---- Input
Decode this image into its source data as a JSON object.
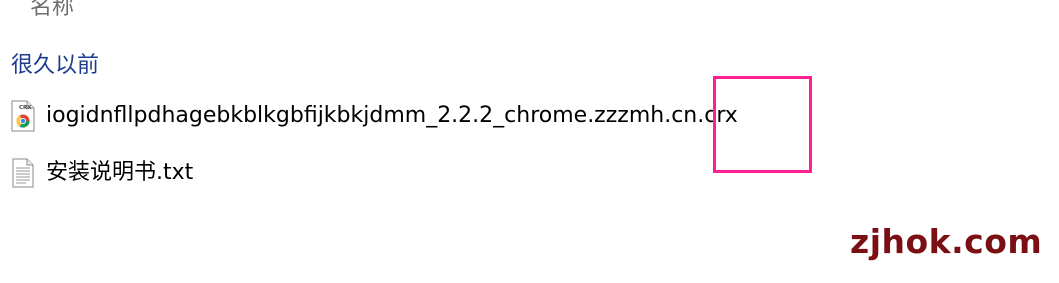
{
  "list": {
    "column_header": "名称",
    "group_label": "很久以前",
    "files": [
      {
        "name": "iogidnfllpdhagebkblkgbfijkbkjdmm_2.2.2_chrome.zzzmh.cn.crx",
        "icon": "crx-file-icon",
        "icon_badge": "CRX"
      },
      {
        "name": "安装说明书.txt",
        "icon": "text-file-icon"
      }
    ]
  },
  "annotation": {
    "highlight_color": "#ff1f8e"
  },
  "watermark": {
    "text": "zjhok.com",
    "color": "#7a0f14"
  }
}
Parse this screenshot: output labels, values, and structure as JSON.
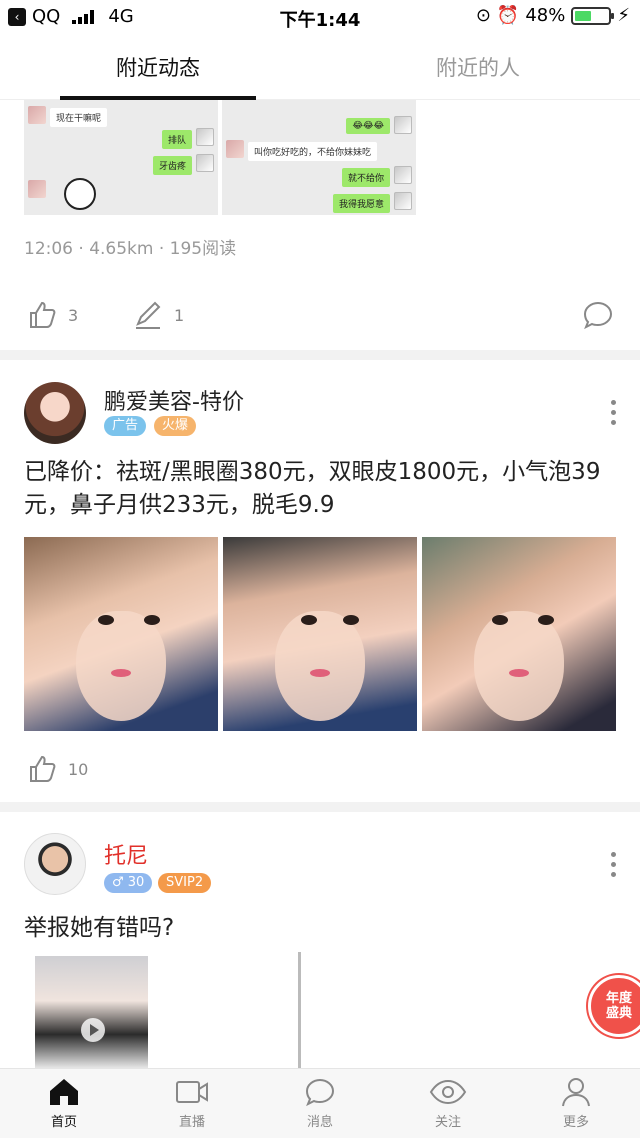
{
  "status_bar": {
    "carrier": "QQ",
    "network": "4G",
    "time": "下午1:44",
    "battery": "48%"
  },
  "tabs": [
    {
      "label": "附近动态"
    },
    {
      "label": "附近的人"
    }
  ],
  "post1": {
    "chat_left": {
      "msg1": "现在干嘛呢",
      "msg2": "排队",
      "msg3": "牙齿疼"
    },
    "chat_right": {
      "msg1": "😂😂😂",
      "msg2": "叫你吃好吃的，不给你妹妹吃",
      "msg3": "就不给你",
      "msg4": "我得我愿意"
    },
    "meta": "12:06 · 4.65km · 195阅读",
    "likes": "3",
    "comments": "1"
  },
  "post2": {
    "author": "鹏爱美容-特价",
    "tags": [
      "广告",
      "火爆"
    ],
    "text": "已降价：祛斑/黑眼圈380元，双眼皮1800元，小气泡39元，鼻子月供233元，脱毛9.9",
    "likes": "10"
  },
  "post3": {
    "author": "托尼",
    "gender_age": "♂ 30",
    "vip": "SVIP2",
    "text": "举报她有错吗?"
  },
  "float_badge": "年度\n盛典",
  "bottom_nav": [
    {
      "label": "首页",
      "icon": "home-icon"
    },
    {
      "label": "直播",
      "icon": "video-camera-icon"
    },
    {
      "label": "消息",
      "icon": "chat-bubble-icon"
    },
    {
      "label": "关注",
      "icon": "eye-icon"
    },
    {
      "label": "更多",
      "icon": "person-icon"
    }
  ],
  "colors": {
    "accent_red": "#e1302a",
    "tag_blue": "#7bc3ec",
    "tag_orange": "#f6b46c",
    "svip_orange": "#f49a4a",
    "battery_green": "#4cd964"
  }
}
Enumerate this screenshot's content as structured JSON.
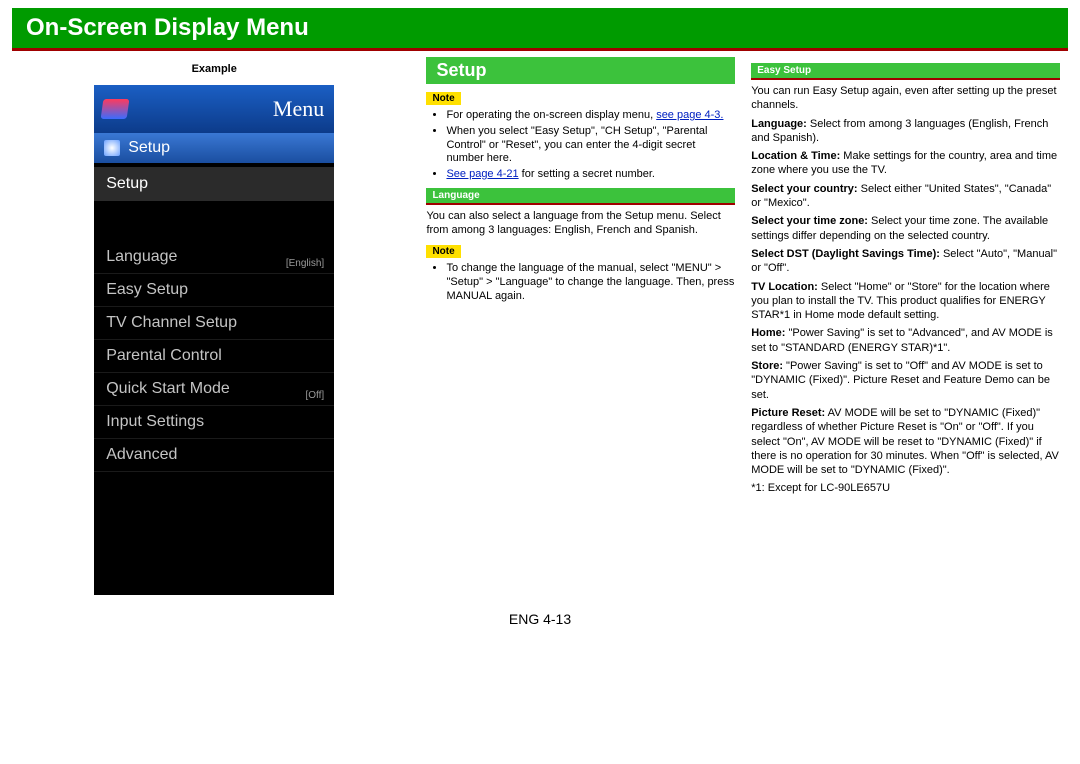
{
  "banner": "On-Screen Display Menu",
  "example_label": "Example",
  "tv": {
    "menu_title": "Menu",
    "category": "Setup",
    "selected": "Setup",
    "items": [
      {
        "label": "Language",
        "value": "[English]"
      },
      {
        "label": "Easy Setup",
        "value": ""
      },
      {
        "label": "TV Channel Setup",
        "value": ""
      },
      {
        "label": "Parental Control",
        "value": ""
      },
      {
        "label": "Quick Start Mode",
        "value": "[Off]"
      },
      {
        "label": "Input Settings",
        "value": ""
      },
      {
        "label": "Advanced",
        "value": ""
      }
    ]
  },
  "col2": {
    "title": "Setup",
    "note1_label": "Note",
    "note1_items": [
      "For operating the on-screen display menu, ",
      "When you select \"Easy Setup\", \"CH Setup\", \"Parental Control\" or \"Reset\", you can enter the 4-digit secret number here.",
      " for setting a secret number."
    ],
    "note1_link1": "see page 4-3.",
    "note1_link2": "See page 4-21",
    "lang_title": "Language",
    "lang_text": "You can also select a language from the Setup menu. Select from among 3 languages: English, French and Spanish.",
    "note2_label": "Note",
    "note2_item": "To change the language of the manual, select \"MENU\" > \"Setup\" > \"Language\" to change the language. Then, press MANUAL again."
  },
  "col3": {
    "es_title": "Easy Setup",
    "intro": "You can run Easy Setup again, even after setting up the preset channels.",
    "lines": [
      {
        "b": "Language:",
        "t": " Select from among 3 languages (English, French and Spanish)."
      },
      {
        "b": "Location & Time:",
        "t": " Make settings for the country, area and time zone where you use the TV."
      },
      {
        "b": "Select your country:",
        "t": " Select either \"United States\", \"Canada\" or \"Mexico\"."
      },
      {
        "b": "Select your time zone:",
        "t": " Select your time zone. The available settings differ depending on the selected country."
      },
      {
        "b": "Select DST (Daylight Savings Time):",
        "t": " Select \"Auto\", \"Manual\" or \"Off\"."
      },
      {
        "b": "TV Location:",
        "t": " Select \"Home\" or \"Store\" for the location where you plan to install the TV. This product qualifies for ENERGY STAR*1 in Home mode default setting."
      },
      {
        "b": "Home:",
        "t": " \"Power Saving\" is set to \"Advanced\", and AV MODE is set to \"STANDARD (ENERGY STAR)*1\"."
      },
      {
        "b": "Store:",
        "t": " \"Power Saving\" is set to \"Off\" and AV MODE is set to \"DYNAMIC (Fixed)\". Picture Reset and Feature Demo can be set."
      },
      {
        "b": "Picture Reset:",
        "t": " AV MODE will be set to \"DYNAMIC (Fixed)\" regardless of whether Picture Reset is \"On\" or \"Off\". If you select \"On\", AV MODE will be reset to \"DYNAMIC (Fixed)\" if there is no operation for 30 minutes. When \"Off\" is selected, AV MODE will be set to \"DYNAMIC (Fixed)\"."
      }
    ],
    "footnote": "*1: Except for LC-90LE657U"
  },
  "page_number": "ENG 4-13"
}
--------
- Task prompt
Leave out the pictures, and give all the records again exactly.

- Written answer
Decode this image into its source data as a JSON object.
{
  "list": {
    "column_header": "名称",
    "group_label": "很久以前",
    "files": [
      {
        "name": "iogidnfllpdhagebkblkgbfijkbkjdmm_2.2.2_chrome.zzzmh.cn.crx",
        "icon": "crx-file-icon",
        "icon_badge": "CRX"
      },
      {
        "name": "安装说明书.txt",
        "icon": "text-file-icon"
      }
    ]
  },
  "annotation": {
    "highlight_color": "#ff1f8e"
  },
  "watermark": {
    "text": "zjhok.com",
    "color": "#7a0f14"
  }
}
Parse this screenshot: output labels, values, and structure as JSON.
{
  "status_bar": {
    "carrier": "QQ",
    "network": "4G",
    "time": "下午1:44",
    "battery": "48%"
  },
  "tabs": [
    {
      "label": "附近动态"
    },
    {
      "label": "附近的人"
    }
  ],
  "post1": {
    "chat_left": {
      "msg1": "现在干嘛呢",
      "msg2": "排队",
      "msg3": "牙齿疼"
    },
    "chat_right": {
      "msg1": "😂😂😂",
      "msg2": "叫你吃好吃的，不给你妹妹吃",
      "msg3": "就不给你",
      "msg4": "我得我愿意"
    },
    "meta": "12:06 · 4.65km · 195阅读",
    "likes": "3",
    "comments": "1"
  },
  "post2": {
    "author": "鹏爱美容-特价",
    "tags": [
      "广告",
      "火爆"
    ],
    "text": "已降价：祛斑/黑眼圈380元，双眼皮1800元，小气泡39元，鼻子月供233元，脱毛9.9",
    "likes": "10"
  },
  "post3": {
    "author": "托尼",
    "gender_age": "♂ 30",
    "vip": "SVIP2",
    "text": "举报她有错吗?"
  },
  "float_badge": "年度\n盛典",
  "bottom_nav": [
    {
      "label": "首页",
      "icon": "home-icon"
    },
    {
      "label": "直播",
      "icon": "video-camera-icon"
    },
    {
      "label": "消息",
      "icon": "chat-bubble-icon"
    },
    {
      "label": "关注",
      "icon": "eye-icon"
    },
    {
      "label": "更多",
      "icon": "person-icon"
    }
  ],
  "colors": {
    "accent_red": "#e1302a",
    "tag_blue": "#7bc3ec",
    "tag_orange": "#f6b46c",
    "svip_orange": "#f49a4a",
    "battery_green": "#4cd964"
  }
}
Enumerate this screenshot's content as structured JSON.
{
  "banner": "On-Screen Display Menu",
  "example_label": "Example",
  "tv": {
    "menu_title": "Menu",
    "category": "Setup",
    "selected": "Setup",
    "items": [
      {
        "label": "Language",
        "value": "[English]"
      },
      {
        "label": "Easy Setup",
        "value": ""
      },
      {
        "label": "TV Channel Setup",
        "value": ""
      },
      {
        "label": "Parental Control",
        "value": ""
      },
      {
        "label": "Quick Start Mode",
        "value": "[Off]"
      },
      {
        "label": "Input Settings",
        "value": ""
      },
      {
        "label": "Advanced",
        "value": ""
      }
    ]
  },
  "col2": {
    "title": "Setup",
    "note1_label": "Note",
    "note1_items": [
      "For operating the on-screen display menu, ",
      "When you select \"Easy Setup\", \"CH Setup\", \"Parental Control\" or \"Reset\", you can enter the 4-digit secret number here.",
      " for setting a secret number."
    ],
    "note1_link1": "see page 4-3.",
    "note1_link2": "See page 4-21",
    "lang_title": "Language",
    "lang_text": "You can also select a language from the Setup menu. Select from among 3 languages: English, French and Spanish.",
    "note2_label": "Note",
    "note2_item": "To change the language of the manual, select \"MENU\" > \"Setup\" > \"Language\" to change the language. Then, press MANUAL again."
  },
  "col3": {
    "es_title": "Easy Setup",
    "intro": "You can run Easy Setup again, even after setting up the preset channels.",
    "lines": [
      {
        "b": "Language:",
        "t": " Select from among 3 languages (English, French and Spanish)."
      },
      {
        "b": "Location & Time:",
        "t": " Make settings for the country, area and time zone where you use the TV."
      },
      {
        "b": "Select your country:",
        "t": " Select either \"United States\", \"Canada\" or \"Mexico\"."
      },
      {
        "b": "Select your time zone:",
        "t": " Select your time zone. The available settings differ depending on the selected country."
      },
      {
        "b": "Select DST (Daylight Savings Time):",
        "t": " Select \"Auto\", \"Manual\" or \"Off\"."
      },
      {
        "b": "TV Location:",
        "t": " Select \"Home\" or \"Store\" for the location where you plan to install the TV. This product qualifies for ENERGY STAR*1 in Home mode default setting."
      },
      {
        "b": "Home:",
        "t": " \"Power Saving\" is set to \"Advanced\", and AV MODE is set to \"STANDARD (ENERGY STAR)*1\"."
      },
      {
        "b": "Store:",
        "t": " \"Power Saving\" is set to \"Off\" and AV MODE is set to \"DYNAMIC (Fixed)\". Picture Reset and Feature Demo can be set."
      },
      {
        "b": "Picture Reset:",
        "t": " AV MODE will be set to \"DYNAMIC (Fixed)\" regardless of whether Picture Reset is \"On\" or \"Off\". If you select \"On\", AV MODE will be reset to \"DYNAMIC (Fixed)\" if there is no operation for 30 minutes. When \"Off\" is selected, AV MODE will be set to \"DYNAMIC (Fixed)\"."
      }
    ],
    "footnote": "*1: Except for LC-90LE657U"
  },
  "page_number": "ENG 4-13"
}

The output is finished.